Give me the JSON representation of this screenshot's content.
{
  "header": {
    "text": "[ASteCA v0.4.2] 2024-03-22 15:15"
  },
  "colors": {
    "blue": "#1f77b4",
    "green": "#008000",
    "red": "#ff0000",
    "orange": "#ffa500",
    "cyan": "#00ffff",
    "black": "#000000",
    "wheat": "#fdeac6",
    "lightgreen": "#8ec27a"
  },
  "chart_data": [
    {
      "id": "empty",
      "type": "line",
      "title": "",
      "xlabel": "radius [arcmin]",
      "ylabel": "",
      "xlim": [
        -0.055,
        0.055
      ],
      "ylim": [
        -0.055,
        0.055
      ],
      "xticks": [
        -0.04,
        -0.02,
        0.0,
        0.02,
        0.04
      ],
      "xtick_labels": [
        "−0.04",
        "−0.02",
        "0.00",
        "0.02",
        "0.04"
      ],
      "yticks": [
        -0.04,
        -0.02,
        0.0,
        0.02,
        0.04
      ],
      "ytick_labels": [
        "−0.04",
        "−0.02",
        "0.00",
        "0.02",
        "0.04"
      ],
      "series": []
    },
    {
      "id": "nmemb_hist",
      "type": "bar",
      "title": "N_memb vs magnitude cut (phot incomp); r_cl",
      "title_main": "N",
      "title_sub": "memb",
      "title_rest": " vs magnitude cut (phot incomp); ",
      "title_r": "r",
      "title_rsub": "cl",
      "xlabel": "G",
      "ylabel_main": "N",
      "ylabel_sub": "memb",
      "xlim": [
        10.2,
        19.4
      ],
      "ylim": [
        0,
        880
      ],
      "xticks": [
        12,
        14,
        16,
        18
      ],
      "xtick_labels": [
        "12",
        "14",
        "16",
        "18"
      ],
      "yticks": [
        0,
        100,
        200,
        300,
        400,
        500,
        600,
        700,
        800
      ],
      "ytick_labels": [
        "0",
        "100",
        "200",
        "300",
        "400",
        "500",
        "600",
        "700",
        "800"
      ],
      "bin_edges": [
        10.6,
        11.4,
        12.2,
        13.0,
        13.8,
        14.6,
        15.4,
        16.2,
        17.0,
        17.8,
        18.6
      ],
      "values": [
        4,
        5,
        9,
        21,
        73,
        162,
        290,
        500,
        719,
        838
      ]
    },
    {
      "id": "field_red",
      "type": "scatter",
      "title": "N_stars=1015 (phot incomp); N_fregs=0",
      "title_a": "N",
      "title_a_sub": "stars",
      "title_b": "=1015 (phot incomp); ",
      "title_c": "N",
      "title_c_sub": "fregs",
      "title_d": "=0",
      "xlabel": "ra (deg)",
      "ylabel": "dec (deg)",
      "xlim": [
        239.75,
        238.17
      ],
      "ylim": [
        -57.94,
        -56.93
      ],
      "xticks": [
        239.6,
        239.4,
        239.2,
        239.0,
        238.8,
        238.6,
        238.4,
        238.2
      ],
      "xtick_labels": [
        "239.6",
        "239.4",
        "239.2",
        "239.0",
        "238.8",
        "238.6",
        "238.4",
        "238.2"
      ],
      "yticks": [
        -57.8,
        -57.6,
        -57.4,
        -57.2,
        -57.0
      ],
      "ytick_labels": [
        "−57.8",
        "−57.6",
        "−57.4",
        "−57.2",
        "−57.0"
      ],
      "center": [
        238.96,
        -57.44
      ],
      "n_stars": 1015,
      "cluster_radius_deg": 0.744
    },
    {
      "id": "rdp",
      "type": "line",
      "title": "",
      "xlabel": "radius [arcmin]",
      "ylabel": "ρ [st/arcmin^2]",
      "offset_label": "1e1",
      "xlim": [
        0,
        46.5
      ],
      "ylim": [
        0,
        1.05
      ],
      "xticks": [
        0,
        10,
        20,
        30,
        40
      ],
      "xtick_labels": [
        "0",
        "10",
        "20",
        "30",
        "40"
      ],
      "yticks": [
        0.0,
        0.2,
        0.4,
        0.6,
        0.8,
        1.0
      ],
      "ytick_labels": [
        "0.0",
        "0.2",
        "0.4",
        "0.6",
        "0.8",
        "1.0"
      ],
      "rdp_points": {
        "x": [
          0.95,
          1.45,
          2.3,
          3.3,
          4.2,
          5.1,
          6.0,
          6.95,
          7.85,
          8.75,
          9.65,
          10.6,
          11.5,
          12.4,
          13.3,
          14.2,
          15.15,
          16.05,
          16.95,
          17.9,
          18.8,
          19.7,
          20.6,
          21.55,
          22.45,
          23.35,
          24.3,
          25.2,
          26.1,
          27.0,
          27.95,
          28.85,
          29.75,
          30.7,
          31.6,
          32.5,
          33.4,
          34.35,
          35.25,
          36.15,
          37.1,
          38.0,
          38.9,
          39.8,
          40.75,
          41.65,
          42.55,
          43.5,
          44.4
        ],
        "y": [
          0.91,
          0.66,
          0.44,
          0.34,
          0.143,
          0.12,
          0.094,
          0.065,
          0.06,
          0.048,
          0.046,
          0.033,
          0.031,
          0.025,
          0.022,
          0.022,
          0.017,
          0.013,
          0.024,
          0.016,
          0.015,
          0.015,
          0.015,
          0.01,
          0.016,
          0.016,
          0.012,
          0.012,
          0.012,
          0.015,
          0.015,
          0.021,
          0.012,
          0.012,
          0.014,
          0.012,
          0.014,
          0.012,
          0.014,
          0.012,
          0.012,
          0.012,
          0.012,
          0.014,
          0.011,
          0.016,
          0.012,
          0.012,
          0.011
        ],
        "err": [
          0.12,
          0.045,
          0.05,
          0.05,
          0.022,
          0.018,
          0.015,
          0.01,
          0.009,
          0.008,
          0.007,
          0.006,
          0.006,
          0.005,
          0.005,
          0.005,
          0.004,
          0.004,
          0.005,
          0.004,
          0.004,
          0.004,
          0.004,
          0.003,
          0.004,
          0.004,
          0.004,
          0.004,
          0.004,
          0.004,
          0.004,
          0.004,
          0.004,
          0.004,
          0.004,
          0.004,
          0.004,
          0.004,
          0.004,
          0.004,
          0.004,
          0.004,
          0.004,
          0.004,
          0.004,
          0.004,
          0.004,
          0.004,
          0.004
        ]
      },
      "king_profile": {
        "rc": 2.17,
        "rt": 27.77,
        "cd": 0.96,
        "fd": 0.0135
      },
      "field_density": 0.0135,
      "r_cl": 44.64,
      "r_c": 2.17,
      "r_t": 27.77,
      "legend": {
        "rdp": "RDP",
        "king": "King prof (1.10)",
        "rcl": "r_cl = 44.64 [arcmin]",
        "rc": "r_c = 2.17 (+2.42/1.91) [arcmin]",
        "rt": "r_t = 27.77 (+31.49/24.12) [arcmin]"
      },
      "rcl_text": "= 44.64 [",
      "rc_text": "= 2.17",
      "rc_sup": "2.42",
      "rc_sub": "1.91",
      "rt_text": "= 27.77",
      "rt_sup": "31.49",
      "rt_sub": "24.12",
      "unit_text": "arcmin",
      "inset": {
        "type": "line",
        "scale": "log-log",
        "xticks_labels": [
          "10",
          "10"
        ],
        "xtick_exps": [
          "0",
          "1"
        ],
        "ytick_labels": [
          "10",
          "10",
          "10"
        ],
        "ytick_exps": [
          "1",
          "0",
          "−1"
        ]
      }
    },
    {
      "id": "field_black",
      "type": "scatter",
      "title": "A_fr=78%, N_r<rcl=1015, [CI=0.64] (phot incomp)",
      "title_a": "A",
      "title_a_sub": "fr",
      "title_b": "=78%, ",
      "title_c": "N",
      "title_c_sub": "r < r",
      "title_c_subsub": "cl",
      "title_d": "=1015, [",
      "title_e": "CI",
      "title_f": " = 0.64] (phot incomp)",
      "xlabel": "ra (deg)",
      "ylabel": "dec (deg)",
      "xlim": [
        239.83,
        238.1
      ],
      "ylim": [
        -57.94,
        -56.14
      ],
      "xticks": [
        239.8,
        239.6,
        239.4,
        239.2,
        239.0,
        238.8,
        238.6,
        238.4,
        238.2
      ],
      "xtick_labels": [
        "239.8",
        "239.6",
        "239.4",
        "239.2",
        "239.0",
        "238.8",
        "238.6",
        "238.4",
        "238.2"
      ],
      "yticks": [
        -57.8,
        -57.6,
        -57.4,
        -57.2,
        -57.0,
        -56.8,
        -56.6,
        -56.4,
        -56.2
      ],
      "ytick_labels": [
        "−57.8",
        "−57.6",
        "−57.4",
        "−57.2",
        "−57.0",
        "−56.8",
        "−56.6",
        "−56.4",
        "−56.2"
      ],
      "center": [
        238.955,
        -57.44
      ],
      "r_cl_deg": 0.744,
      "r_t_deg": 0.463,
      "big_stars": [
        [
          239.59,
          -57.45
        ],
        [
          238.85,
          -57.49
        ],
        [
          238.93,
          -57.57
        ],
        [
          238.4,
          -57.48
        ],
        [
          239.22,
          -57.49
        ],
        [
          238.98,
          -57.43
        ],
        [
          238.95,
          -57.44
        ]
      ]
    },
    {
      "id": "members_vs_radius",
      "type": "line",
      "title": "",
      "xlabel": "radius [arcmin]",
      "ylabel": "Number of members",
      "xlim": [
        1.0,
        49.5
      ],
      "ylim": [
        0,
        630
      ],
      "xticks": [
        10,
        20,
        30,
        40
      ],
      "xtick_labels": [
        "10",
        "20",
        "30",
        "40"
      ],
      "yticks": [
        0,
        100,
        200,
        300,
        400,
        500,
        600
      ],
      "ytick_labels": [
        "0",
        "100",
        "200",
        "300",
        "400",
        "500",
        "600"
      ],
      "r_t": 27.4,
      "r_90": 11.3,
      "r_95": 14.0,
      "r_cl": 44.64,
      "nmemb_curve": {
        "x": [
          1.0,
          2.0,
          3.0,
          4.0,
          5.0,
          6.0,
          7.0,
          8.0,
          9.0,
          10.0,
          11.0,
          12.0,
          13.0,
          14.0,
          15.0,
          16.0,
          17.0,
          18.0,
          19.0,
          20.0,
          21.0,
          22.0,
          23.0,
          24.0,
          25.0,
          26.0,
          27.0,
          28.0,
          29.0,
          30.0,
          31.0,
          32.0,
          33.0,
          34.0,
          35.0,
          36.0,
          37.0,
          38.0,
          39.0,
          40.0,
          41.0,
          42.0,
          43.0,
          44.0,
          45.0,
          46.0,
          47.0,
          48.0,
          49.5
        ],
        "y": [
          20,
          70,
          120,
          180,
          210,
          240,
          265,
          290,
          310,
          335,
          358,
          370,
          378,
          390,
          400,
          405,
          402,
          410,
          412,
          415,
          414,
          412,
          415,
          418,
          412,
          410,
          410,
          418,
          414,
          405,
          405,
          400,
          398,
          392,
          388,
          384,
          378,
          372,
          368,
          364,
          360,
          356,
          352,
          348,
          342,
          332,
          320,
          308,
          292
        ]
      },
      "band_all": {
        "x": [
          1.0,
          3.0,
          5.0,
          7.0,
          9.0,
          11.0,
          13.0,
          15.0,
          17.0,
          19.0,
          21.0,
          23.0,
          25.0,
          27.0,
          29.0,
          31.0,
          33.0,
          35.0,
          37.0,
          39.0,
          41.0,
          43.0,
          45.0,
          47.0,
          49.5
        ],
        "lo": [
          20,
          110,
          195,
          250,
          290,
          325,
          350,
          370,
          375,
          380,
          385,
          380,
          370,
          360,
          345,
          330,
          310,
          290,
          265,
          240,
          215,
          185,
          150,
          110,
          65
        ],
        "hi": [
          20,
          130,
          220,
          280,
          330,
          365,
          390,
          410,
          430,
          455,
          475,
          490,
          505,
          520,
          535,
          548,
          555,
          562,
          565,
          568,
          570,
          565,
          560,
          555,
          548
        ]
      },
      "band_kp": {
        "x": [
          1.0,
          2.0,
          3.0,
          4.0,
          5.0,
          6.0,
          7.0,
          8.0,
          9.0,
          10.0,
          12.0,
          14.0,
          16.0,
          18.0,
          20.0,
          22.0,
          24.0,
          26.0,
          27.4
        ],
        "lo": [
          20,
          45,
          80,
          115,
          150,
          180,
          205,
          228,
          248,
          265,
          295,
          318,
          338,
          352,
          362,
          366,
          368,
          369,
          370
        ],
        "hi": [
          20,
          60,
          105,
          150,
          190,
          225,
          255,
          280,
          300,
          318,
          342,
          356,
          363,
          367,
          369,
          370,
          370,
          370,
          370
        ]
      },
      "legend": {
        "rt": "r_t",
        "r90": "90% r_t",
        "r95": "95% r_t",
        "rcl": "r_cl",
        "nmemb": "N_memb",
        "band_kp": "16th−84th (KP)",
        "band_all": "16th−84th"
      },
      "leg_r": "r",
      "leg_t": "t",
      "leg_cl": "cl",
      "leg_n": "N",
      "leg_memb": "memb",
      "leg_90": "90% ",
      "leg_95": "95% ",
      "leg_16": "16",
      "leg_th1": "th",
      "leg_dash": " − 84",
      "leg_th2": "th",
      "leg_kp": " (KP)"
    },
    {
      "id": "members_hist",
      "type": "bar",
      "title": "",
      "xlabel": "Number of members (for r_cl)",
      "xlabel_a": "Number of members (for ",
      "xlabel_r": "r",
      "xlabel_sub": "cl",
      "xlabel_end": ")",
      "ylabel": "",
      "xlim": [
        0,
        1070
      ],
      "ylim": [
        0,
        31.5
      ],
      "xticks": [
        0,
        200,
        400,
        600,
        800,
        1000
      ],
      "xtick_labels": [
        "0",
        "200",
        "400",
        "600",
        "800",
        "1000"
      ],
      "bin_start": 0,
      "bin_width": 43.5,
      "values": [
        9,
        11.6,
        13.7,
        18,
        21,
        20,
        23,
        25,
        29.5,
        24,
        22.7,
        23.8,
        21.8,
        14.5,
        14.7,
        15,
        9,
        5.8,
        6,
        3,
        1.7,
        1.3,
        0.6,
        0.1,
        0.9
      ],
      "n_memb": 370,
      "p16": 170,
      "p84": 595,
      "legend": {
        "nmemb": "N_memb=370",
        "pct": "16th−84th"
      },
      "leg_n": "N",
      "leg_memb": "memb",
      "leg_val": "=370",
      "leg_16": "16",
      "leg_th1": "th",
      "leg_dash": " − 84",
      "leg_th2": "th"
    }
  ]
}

——

## What you need to do
Copy every line of the listing where the word "magnitude" appears.

## Response to this exercise
      "title": "N_memb vs magnitude cut (phot incomp); r_cl",
      "title_rest": " vs magnitude cut (phot incomp); ",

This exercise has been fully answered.